Reproduce all of the data exactly.

→ **SUPPLIED MATERIAL**
##############################

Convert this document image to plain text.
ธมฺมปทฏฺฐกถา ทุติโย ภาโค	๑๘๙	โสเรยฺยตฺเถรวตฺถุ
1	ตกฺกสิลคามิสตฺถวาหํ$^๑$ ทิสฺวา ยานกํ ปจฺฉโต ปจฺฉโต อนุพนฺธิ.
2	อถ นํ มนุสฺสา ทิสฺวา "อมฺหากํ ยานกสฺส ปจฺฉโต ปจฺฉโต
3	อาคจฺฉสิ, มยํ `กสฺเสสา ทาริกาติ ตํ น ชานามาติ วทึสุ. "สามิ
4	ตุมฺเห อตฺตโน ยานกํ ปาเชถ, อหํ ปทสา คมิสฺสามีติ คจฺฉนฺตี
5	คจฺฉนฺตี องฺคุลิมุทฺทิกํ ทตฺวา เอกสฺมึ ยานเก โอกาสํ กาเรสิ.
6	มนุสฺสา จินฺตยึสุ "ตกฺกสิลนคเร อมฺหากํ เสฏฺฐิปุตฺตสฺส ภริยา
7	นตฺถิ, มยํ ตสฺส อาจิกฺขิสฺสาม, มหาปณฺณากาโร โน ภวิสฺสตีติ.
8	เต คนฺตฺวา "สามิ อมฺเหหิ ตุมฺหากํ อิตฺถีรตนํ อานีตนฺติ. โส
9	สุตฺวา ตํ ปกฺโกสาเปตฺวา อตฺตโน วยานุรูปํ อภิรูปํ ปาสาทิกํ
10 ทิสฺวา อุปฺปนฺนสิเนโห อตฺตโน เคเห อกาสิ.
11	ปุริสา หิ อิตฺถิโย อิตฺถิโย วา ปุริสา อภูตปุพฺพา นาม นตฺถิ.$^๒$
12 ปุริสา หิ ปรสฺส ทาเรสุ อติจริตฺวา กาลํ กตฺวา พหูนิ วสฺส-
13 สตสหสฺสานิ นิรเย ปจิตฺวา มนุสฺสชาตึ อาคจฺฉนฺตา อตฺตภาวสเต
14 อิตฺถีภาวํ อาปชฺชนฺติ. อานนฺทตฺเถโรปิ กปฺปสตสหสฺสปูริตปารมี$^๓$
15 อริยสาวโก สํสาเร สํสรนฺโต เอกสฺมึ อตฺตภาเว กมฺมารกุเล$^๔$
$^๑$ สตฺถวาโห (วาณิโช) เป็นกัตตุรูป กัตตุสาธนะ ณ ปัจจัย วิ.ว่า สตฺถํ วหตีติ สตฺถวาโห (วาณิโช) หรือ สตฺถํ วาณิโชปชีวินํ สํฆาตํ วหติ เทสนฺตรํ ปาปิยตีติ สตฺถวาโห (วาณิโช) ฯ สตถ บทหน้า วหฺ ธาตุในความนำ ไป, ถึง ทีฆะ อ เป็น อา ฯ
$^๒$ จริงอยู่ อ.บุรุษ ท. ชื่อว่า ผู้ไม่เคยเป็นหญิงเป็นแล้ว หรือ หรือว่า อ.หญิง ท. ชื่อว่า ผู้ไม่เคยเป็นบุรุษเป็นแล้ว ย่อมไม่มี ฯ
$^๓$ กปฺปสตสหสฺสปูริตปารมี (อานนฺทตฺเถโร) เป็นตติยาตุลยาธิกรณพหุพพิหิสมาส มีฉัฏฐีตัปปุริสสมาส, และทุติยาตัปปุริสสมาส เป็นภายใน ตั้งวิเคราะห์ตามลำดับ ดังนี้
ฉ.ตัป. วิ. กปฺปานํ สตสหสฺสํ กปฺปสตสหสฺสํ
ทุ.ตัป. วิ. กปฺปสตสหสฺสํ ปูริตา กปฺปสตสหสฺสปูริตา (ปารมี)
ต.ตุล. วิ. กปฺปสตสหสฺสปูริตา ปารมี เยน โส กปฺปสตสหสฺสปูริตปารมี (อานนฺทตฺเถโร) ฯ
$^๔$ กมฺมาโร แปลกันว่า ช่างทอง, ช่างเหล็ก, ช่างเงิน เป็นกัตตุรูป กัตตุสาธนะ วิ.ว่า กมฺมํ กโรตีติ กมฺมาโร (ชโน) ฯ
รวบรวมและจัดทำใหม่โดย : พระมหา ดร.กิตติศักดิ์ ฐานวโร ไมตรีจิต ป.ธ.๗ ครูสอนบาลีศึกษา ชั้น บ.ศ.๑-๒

##############################

→ **OUTPUT**
Convert this document image to plain text.
ธมฺมปทฏฺฐกถา ทุติโย ภาโค	๑๘๙	โสเรยฺยตฺเถรวตฺถุ
1	ตกฺกสิลคามิสตฺถวาหํ$^๑$ ทิสฺวา ยานกํ ปจฺฉโต ปจฺฉโต อนุพนฺธิ.
2	อถ นํ มนุสฺสา ทิสฺวา "อมฺหากํ ยานกสฺส ปจฺฉโต ปจฺฉโต
3	อาคจฺฉสิ, มยํ `กสฺเสสา ทาริกาติ ตํ น ชานามาติ วทึสุ. "สามิ
4	ตุมฺเห อตฺตโน ยานกํ ปาเชถ, อหํ ปทสา คมิสฺสามีติ คจฺฉนฺตี
5	คจฺฉนฺตี องฺคุลิมุทฺทิกํ ทตฺวา เอกสฺมึ ยานเก โอกาสํ กาเรสิ.
6	มนุสฺสา จินฺตยึสุ "ตกฺกสิลนคเร อมฺหากํ เสฏฺฐิปุตฺตสฺส ภริยา
7	นตฺถิ, มยํ ตสฺส อาจิกฺขิสฺสาม, มหาปณฺณากาโร โน ภวิสฺสตีติ.
8	เต คนฺตฺวา "สามิ อมฺเหหิ ตุมฺหากํ อิตฺถีรตนํ อานีตนฺติ. โส
9	สุตฺวา ตํ ปกฺโกสาเปตฺวา อตฺตโน วยานุรูปํ อภิรูปํ ปาสาทิกํ
10 ทิสฺวา อุปฺปนฺนสิเนโห อตฺตโน เคเห อกาสิ.
11	ปุริสา หิ อิตฺถิโย อิตฺถิโย วา ปุริสา อภูตปุพฺพา นาม นตฺถิ.$^๒$
12 ปุริสา หิ ปรสฺส ทาเรสุ อติจริตฺวา กาลํ กตฺวา พหูนิ วสฺส-
13 สตสหสฺสานิ นิรเย ปจิตฺวา มนุสฺสชาตึ อาคจฺฉนฺตา อตฺตภาวสเต
14 อิตฺถีภาวํ อาปชฺชนฺติ. อานนฺทตฺเถโรปิ กปฺปสตสหสฺสปูริตปารมี$^๓$
15 อริยสาวโก สํสาเร สํสรนฺโต เอกสฺมึ อตฺตภาเว กมฺมารกุเล$^๔$
$^๑$ สตฺถวาโห (วาณิโช) เป็นกัตตุรูป กัตตุสาธนะ ณ ปัจจัย วิ.ว่า สตฺถํ วหตีติ สตฺถวาโห (วาณิโช) หรือ สตฺถํ วาณิโชปชีวินํ สํฆาตํ วหติ เทสนฺตรํ ปาปิยตีติ สตฺถวาโห (วาณิโช) ฯ สตถ บทหน้า วหฺ ธาตุในความนำ ไป, ถึง ทีฆะ อ เป็น อา ฯ
$^๒$ จริงอยู่ อ.บุรุษ ท. ชื่อว่า ผู้ไม่เคยเป็นหญิงเป็นแล้ว หรือ หรือว่า อ.หญิง ท. ชื่อว่า ผู้ไม่เคยเป็นบุรุษเป็นแล้ว ย่อมไม่มี ฯ
$^๓$ กปฺปสตสหสฺสปูริตปารมี (อานนฺทตฺเถโร) เป็นตติยาตุลยาธิกรณพหุพพิหิสมาส มีฉัฏฐีตัปปุริสสมาส, และทุติยาตัปปุริสสมาส เป็นภายใน ตั้งวิเคราะห์ตามลำดับ ดังนี้
ฉ.ตัป. วิ. กปฺปานํ สตสหสฺสํ กปฺปสตสหสฺสํ
ทุ.ตัป. วิ. กปฺปสตสหสฺสํ ปูริตา กปฺปสตสหสฺสปูริตา (ปารมี)
ต.ตุล. วิ. กปฺปสตสหสฺสปูริตา ปารมี เยน โส กปฺปสตสหสฺสปูริตปารมี (อานนฺทตฺเถโร) ฯ
$^๔$ กมฺมาโร แปลกันว่า ช่างทอง, ช่างเหล็ก, ช่างเงิน เป็นกัตตุรูป กัตตุสาธนะ วิ.ว่า กมฺมํ กโรตีติ กมฺมาโร (ชโน) ฯ
รวบรวมและจัดทำใหม่โดย : พระมหา ดร.กิตติศักดิ์ ฐานวโร ไมตรีจิต ป.ธ.๗ ครูสอนบาลีศึกษา ชั้น บ.ศ.๑-๒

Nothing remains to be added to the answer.